• **SHORT TASK**
Word for word, retype every entry in the listing.

*****

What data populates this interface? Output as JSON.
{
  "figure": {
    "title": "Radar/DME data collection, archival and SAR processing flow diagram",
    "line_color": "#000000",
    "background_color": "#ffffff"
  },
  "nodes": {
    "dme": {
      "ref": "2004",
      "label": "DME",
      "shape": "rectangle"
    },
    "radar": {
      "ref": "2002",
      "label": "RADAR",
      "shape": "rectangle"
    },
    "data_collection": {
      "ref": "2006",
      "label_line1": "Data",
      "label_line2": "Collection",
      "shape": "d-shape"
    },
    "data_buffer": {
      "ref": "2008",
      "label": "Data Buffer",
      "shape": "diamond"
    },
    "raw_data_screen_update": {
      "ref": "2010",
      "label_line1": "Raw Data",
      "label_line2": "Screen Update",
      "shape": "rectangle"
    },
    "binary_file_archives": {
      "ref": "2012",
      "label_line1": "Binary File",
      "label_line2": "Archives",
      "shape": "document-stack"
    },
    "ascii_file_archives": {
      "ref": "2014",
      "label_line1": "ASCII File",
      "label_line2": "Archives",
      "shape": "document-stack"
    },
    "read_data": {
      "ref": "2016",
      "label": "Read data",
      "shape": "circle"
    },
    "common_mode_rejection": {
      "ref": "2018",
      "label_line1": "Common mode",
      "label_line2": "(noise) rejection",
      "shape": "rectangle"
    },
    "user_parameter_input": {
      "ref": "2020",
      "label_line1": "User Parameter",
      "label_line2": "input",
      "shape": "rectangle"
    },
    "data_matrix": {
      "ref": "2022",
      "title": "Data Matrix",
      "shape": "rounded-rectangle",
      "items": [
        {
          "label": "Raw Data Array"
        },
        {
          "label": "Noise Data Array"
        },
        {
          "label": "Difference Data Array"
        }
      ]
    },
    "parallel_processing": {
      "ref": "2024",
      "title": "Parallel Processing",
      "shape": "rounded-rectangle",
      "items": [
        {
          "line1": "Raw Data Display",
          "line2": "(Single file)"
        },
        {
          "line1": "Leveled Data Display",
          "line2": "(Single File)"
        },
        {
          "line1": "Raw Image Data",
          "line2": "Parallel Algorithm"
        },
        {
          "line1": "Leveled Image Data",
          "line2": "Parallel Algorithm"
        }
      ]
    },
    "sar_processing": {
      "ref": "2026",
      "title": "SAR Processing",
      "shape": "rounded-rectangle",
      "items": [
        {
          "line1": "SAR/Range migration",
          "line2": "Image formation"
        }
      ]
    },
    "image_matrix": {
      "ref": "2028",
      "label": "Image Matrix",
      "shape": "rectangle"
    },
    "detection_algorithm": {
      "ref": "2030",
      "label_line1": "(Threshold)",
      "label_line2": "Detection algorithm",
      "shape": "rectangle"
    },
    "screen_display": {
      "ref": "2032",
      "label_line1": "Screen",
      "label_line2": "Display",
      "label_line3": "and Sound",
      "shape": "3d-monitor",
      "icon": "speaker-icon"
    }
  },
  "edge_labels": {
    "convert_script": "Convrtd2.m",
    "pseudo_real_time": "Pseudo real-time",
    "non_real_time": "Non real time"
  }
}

*****

• **TASK ANSWER**
What data populates this interface? Output as JSON.
{
  "figure": {
    "title": "Radar/DME data collection, archival and SAR processing flow diagram",
    "line_color": "#000000",
    "background_color": "#ffffff"
  },
  "nodes": {
    "dme": {
      "ref": "2004",
      "label": "DME",
      "shape": "rectangle"
    },
    "radar": {
      "ref": "2002",
      "label": "RADAR",
      "shape": "rectangle"
    },
    "data_collection": {
      "ref": "2006",
      "label_line1": "Data",
      "label_line2": "Collection",
      "shape": "d-shape"
    },
    "data_buffer": {
      "ref": "2008",
      "label": "Data Buffer",
      "shape": "diamond"
    },
    "raw_data_screen_update": {
      "ref": "2010",
      "label_line1": "Raw Data",
      "label_line2": "Screen Update",
      "shape": "rectangle"
    },
    "binary_file_archives": {
      "ref": "2012",
      "label_line1": "Binary File",
      "label_line2": "Archives",
      "shape": "document-stack"
    },
    "ascii_file_archives": {
      "ref": "2014",
      "label_line1": "ASCII File",
      "label_line2": "Archives",
      "shape": "document-stack"
    },
    "read_data": {
      "ref": "2016",
      "label": "Read data",
      "shape": "circle"
    },
    "common_mode_rejection": {
      "ref": "2018",
      "label_line1": "Common mode",
      "label_line2": "(noise) rejection",
      "shape": "rectangle"
    },
    "user_parameter_input": {
      "ref": "2020",
      "label_line1": "User Parameter",
      "label_line2": "input",
      "shape": "rectangle"
    },
    "data_matrix": {
      "ref": "2022",
      "title": "Data Matrix",
      "shape": "rounded-rectangle",
      "items": [
        {
          "label": "Raw Data Array"
        },
        {
          "label": "Noise Data Array"
        },
        {
          "label": "Difference Data Array"
        }
      ]
    },
    "parallel_processing": {
      "ref": "2024",
      "title": "Parallel Processing",
      "shape": "rounded-rectangle",
      "items": [
        {
          "line1": "Raw Data Display",
          "line2": "(Single file)"
        },
        {
          "line1": "Leveled Data Display",
          "line2": "(Single File)"
        },
        {
          "line1": "Raw Image Data",
          "line2": "Parallel Algorithm"
        },
        {
          "line1": "Leveled Image Data",
          "line2": "Parallel Algorithm"
        }
      ]
    },
    "sar_processing": {
      "ref": "2026",
      "title": "SAR Processing",
      "shape": "rounded-rectangle",
      "items": [
        {
          "line1": "SAR/Range migration",
          "line2": "Image formation"
        }
      ]
    },
    "image_matrix": {
      "ref": "2028",
      "label": "Image Matrix",
      "shape": "rectangle"
    },
    "detection_algorithm": {
      "ref": "2030",
      "label_line1": "(Threshold)",
      "label_line2": "Detection algorithm",
      "shape": "rectangle"
    },
    "screen_display": {
      "ref": "2032",
      "label_line1": "Screen",
      "label_line2": "Display",
      "label_line3": "and Sound",
      "shape": "3d-monitor",
      "icon": "speaker-icon"
    }
  },
  "edge_labels": {
    "convert_script": "Convrtd2.m",
    "pseudo_real_time": "Pseudo real-time",
    "non_real_time": "Non real time"
  }
}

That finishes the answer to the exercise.